* TO BE DONE: Extract all lines from the data beneath that include the word "JSON".

+ + + +

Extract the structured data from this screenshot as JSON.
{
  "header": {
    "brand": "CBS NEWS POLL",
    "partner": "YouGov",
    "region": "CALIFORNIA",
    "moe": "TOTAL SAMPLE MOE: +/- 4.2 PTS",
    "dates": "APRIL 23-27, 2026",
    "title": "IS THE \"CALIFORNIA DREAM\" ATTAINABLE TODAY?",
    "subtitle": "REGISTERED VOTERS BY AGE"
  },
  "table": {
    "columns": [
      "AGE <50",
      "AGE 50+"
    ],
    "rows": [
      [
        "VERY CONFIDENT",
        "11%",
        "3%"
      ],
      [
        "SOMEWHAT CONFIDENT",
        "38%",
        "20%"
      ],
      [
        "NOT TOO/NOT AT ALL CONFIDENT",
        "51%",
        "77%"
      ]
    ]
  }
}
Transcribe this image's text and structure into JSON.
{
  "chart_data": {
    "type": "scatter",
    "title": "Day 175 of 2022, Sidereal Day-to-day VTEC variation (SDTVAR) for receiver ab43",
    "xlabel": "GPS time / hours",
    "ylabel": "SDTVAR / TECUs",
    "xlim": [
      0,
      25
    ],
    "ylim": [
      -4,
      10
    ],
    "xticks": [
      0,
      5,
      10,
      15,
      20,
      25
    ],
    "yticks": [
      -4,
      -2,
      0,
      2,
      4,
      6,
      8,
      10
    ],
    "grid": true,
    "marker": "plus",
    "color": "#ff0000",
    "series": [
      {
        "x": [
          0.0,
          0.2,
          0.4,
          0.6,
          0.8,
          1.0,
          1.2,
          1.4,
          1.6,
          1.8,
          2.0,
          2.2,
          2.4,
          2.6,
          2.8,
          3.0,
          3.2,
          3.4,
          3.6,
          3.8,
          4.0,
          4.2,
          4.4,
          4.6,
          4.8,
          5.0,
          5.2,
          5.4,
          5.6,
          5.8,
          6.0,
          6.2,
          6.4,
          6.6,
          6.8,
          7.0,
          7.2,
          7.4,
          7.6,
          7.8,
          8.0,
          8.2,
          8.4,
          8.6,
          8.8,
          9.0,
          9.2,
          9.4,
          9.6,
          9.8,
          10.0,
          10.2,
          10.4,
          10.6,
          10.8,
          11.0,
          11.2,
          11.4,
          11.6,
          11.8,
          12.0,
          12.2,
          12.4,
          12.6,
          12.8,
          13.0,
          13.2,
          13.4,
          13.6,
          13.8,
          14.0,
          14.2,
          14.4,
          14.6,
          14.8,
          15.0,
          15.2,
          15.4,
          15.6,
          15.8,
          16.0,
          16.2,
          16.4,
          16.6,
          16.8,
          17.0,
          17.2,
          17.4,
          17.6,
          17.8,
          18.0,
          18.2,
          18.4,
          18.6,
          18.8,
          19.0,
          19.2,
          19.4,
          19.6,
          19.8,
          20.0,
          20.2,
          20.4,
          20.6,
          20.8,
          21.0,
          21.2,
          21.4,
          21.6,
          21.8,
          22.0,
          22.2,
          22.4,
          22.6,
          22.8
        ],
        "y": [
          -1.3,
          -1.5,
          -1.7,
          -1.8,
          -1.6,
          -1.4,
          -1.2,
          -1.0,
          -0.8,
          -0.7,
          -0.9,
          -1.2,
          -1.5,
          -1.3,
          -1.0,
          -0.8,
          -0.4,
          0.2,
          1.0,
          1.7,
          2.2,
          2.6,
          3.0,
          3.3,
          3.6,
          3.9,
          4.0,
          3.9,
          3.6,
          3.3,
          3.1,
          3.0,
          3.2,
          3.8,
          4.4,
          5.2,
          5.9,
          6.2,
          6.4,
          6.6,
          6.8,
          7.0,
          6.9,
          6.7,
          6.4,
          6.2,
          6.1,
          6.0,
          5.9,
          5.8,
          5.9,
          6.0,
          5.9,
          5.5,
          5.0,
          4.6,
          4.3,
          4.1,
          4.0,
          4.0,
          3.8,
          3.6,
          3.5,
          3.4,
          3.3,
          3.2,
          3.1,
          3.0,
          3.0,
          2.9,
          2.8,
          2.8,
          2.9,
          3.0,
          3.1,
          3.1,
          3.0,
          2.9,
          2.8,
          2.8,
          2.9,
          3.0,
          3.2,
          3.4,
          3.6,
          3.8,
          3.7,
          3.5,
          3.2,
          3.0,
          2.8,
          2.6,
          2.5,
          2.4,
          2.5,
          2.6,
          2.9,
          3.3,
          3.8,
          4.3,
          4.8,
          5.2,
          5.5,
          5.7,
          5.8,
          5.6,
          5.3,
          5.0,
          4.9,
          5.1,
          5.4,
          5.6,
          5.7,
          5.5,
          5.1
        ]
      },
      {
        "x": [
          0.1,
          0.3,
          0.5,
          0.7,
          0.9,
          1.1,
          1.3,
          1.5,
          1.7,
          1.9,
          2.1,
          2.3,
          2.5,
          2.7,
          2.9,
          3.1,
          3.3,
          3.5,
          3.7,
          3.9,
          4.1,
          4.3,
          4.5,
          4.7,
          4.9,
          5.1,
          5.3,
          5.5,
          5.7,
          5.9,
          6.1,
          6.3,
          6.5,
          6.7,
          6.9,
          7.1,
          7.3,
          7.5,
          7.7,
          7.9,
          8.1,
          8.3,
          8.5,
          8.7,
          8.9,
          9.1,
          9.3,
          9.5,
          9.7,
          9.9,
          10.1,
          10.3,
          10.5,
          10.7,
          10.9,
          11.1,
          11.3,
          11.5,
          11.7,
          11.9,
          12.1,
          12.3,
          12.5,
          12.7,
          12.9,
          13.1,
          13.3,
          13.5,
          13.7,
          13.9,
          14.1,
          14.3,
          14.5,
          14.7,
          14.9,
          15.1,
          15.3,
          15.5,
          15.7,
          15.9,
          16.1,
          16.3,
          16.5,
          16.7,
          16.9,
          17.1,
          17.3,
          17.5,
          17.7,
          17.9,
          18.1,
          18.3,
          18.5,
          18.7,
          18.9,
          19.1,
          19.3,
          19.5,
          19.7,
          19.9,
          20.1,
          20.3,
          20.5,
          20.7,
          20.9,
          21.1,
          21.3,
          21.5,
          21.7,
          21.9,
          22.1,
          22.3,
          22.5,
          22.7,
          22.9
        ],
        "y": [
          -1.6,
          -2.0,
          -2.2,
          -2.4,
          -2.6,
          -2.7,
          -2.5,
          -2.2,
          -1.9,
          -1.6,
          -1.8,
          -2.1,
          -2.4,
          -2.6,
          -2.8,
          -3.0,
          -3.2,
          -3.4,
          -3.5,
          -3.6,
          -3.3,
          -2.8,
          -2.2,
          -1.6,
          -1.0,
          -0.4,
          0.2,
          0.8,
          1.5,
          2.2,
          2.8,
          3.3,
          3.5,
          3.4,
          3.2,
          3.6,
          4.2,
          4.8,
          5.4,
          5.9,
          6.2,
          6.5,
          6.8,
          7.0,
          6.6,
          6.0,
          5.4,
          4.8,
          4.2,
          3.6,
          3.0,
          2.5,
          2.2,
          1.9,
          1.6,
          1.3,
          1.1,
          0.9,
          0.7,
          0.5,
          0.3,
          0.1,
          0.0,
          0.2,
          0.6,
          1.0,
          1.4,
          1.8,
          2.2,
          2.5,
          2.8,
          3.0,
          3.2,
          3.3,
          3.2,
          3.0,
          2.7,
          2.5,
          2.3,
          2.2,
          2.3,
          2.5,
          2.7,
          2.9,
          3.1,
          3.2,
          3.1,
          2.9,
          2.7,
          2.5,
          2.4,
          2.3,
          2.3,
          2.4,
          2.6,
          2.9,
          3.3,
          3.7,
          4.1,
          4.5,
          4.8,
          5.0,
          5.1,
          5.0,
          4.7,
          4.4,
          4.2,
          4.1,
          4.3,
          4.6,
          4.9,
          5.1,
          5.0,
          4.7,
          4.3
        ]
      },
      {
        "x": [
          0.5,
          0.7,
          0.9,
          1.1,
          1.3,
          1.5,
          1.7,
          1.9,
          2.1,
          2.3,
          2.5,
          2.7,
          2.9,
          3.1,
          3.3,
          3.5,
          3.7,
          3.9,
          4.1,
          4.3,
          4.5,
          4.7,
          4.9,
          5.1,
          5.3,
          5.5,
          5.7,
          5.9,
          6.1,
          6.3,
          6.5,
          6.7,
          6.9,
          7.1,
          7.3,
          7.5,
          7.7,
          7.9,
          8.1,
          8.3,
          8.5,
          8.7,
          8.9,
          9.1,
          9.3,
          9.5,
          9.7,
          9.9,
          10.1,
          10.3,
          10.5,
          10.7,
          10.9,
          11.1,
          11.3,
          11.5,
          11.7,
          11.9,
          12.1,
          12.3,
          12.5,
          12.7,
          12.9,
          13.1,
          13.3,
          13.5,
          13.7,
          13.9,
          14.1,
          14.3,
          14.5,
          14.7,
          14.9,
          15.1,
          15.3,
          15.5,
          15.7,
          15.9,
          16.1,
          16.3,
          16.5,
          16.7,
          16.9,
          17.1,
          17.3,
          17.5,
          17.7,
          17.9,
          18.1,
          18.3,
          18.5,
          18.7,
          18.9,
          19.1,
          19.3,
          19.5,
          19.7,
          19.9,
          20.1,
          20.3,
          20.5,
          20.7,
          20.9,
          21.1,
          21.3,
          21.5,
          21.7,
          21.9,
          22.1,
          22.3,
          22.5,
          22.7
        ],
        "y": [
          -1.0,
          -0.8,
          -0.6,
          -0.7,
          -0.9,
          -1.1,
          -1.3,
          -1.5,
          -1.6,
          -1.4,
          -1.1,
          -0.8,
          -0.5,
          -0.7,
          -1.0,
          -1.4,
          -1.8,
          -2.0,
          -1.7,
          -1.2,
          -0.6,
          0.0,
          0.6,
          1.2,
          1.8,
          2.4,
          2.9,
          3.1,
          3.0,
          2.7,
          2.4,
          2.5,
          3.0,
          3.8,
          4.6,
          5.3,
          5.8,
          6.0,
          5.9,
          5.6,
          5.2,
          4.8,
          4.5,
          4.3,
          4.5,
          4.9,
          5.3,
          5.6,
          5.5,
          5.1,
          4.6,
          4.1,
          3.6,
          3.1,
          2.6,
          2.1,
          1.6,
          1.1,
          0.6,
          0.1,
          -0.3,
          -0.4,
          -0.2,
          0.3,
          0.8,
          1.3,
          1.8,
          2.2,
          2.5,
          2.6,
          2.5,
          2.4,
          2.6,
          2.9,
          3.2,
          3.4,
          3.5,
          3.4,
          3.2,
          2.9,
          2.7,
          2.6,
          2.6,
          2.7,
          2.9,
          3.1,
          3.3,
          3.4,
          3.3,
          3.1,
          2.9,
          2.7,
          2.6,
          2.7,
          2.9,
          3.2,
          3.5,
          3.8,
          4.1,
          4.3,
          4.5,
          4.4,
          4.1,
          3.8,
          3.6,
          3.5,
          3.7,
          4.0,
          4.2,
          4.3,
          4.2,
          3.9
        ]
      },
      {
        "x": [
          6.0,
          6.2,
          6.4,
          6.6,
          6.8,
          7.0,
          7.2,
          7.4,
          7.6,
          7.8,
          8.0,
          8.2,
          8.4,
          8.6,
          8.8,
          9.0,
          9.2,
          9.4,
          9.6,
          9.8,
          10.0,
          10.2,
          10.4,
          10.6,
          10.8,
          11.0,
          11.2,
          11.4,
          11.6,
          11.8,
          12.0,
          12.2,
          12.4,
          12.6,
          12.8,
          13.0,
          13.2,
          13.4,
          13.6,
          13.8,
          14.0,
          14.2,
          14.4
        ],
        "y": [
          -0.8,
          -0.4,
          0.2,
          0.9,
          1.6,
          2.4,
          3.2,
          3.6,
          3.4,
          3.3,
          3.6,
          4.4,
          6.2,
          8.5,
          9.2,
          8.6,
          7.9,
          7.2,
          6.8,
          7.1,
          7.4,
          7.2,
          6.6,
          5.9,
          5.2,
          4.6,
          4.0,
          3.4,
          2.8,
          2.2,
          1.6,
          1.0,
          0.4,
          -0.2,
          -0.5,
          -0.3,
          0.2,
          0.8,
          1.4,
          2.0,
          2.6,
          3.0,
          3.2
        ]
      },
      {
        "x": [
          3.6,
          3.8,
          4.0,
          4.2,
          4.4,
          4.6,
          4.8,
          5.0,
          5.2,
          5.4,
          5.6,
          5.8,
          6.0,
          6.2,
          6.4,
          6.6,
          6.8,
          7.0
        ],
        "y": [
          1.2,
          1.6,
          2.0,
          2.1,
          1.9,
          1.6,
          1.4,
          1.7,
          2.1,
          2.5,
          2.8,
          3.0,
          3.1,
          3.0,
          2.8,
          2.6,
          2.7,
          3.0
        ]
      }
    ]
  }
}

+ + + +

* TASK RESPONSE:
Extract the structured data from this screenshot as JSON.
Transcribe this image's text and structure into JSON.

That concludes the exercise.